─── Entries provided ───

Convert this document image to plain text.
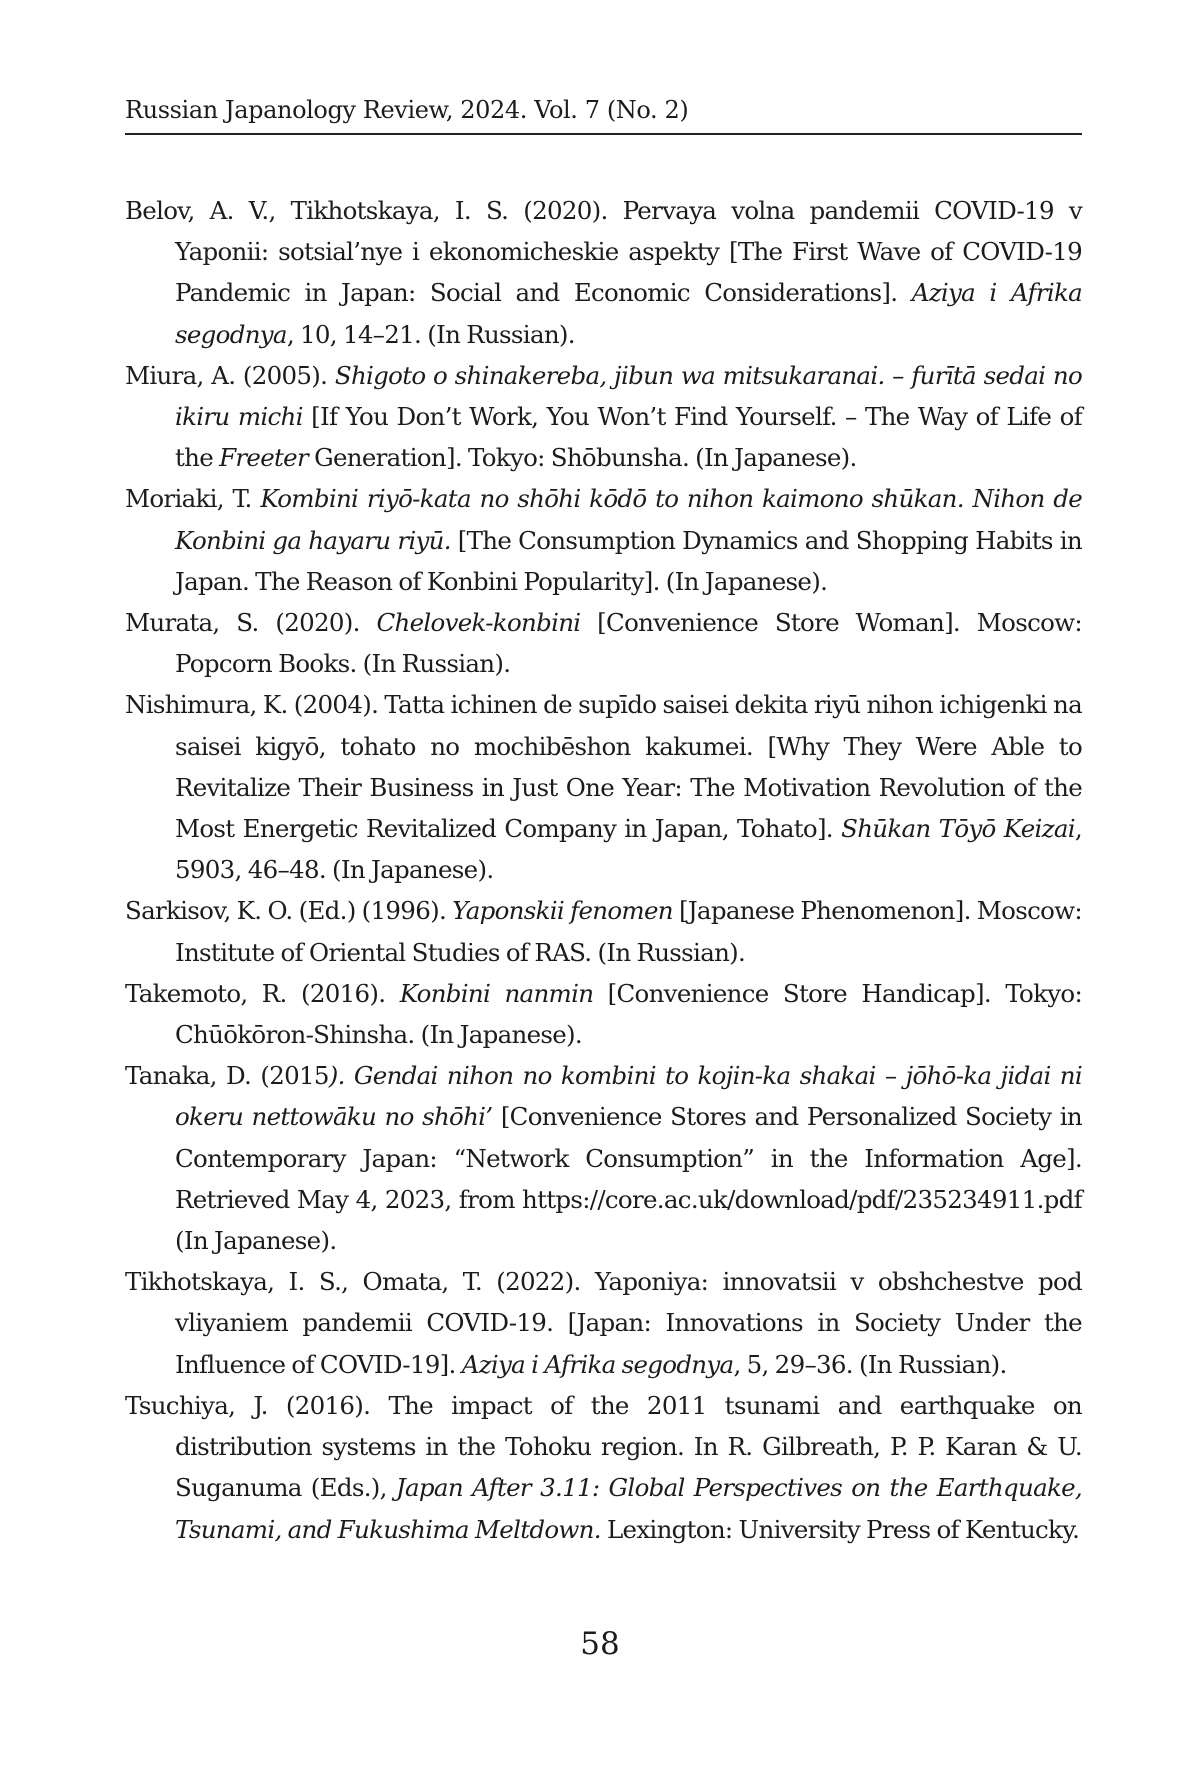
Russian Japanology Review, 2024. Vol. 7 (No. 2)

Belov, A. V., Tikhotskaya, I. S. (2020). Pervaya volna pandemii COVID-19 v Yaponii: sotsial’nye i ekonomicheskie aspekty [The First Wave of COVID-19 Pandemic in Japan: Social and Economic Considerations]. Aziya i Afrika segodnya, 10, 14–21. (In Russian).

Miura, A. (2005). Shigoto o shinakereba, jibun wa mitsukaranai. – furītā sedai no ikiru michi [If You Don’t Work, You Won’t Find Yourself. – The Way of Life of the Freeter Generation]. Tokyo: Shōbunsha. (In Japanese).

Moriaki, T. Kombini riyō-kata no shōhi kōdō to nihon kaimono shūkan. Nihon de Konbini ga hayaru riyū. [The Consumption Dynamics and Shopping Habits in Japan. The Reason of Konbini Popularity]. (In Japanese).

Murata, S. (2020). Chelovek-konbini [Convenience Store Woman]. Moscow: Popcorn Books. (In Russian).

Nishimura, K. (2004). Tatta ichinen de supīdo saisei dekita riyū nihon ichigenki na saisei kigyō, tohato no mochibēshon kakumei. [Why They Were Able to Revitalize Their Business in Just One Year: The Motivation Revolution of the Most Energetic Revitalized Company in Japan, Tohato]. Shūkan Tōyō Keizai, 5903, 46–48. (In Japanese).

Sarkisov, K. O. (Ed.) (1996). Yaponskii fenomen [Japanese Phenomenon]. Moscow: Institute of Oriental Studies of RAS. (In Russian).

Takemoto, R. (2016). Konbini nanmin [Convenience Store Handicap]. Tokyo: Chūōkōron-Shinsha. (In Japanese).

Tanaka, D. (2015). Gendai nihon no kombini to kojin-ka shakai – jōhō-ka jidai ni okeru nettowāku no shōhi’ [Convenience Stores and Personalized Society in Contemporary Japan: “Network Consumption” in the Information Age]. Retrieved May 4, 2023, from https://core.ac.uk/download/pdf/235234911.pdf (In Japanese).

Tikhotskaya, I. S., Omata, T. (2022). Yaponiya: innovatsii v obshchestve pod vliyaniem pandemii COVID-19. [Japan: Innovations in Society Under the Influence of COVID-19]. Aziya i Afrika segodnya, 5, 29–36. (In Russian).

Tsuchiya, J. (2016). The impact of the 2011 tsunami and earthquake on distribution systems in the Tohoku region. In R. Gilbreath, P. P. Karan & U. Suganuma (Eds.), Japan After 3.11: Global Perspectives on the Earthquake, Tsunami, and Fukushima Meltdown. Lexington: University Press of Kentucky.

58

───

→ **Problem requirements**: All lines above with "Moscow" in them should be returned.

→ **Solution to this task**:
Murata, S. (2020). Chelovek-konbini [Convenience Store Woman]. Moscow: Popcorn Books. (In Russian).
Sarkisov, K. O. (Ed.) (1996). Yaponskii fenomen [Japanese Phenomenon]. Moscow: Institute of Oriental Studies of RAS. (In Russian).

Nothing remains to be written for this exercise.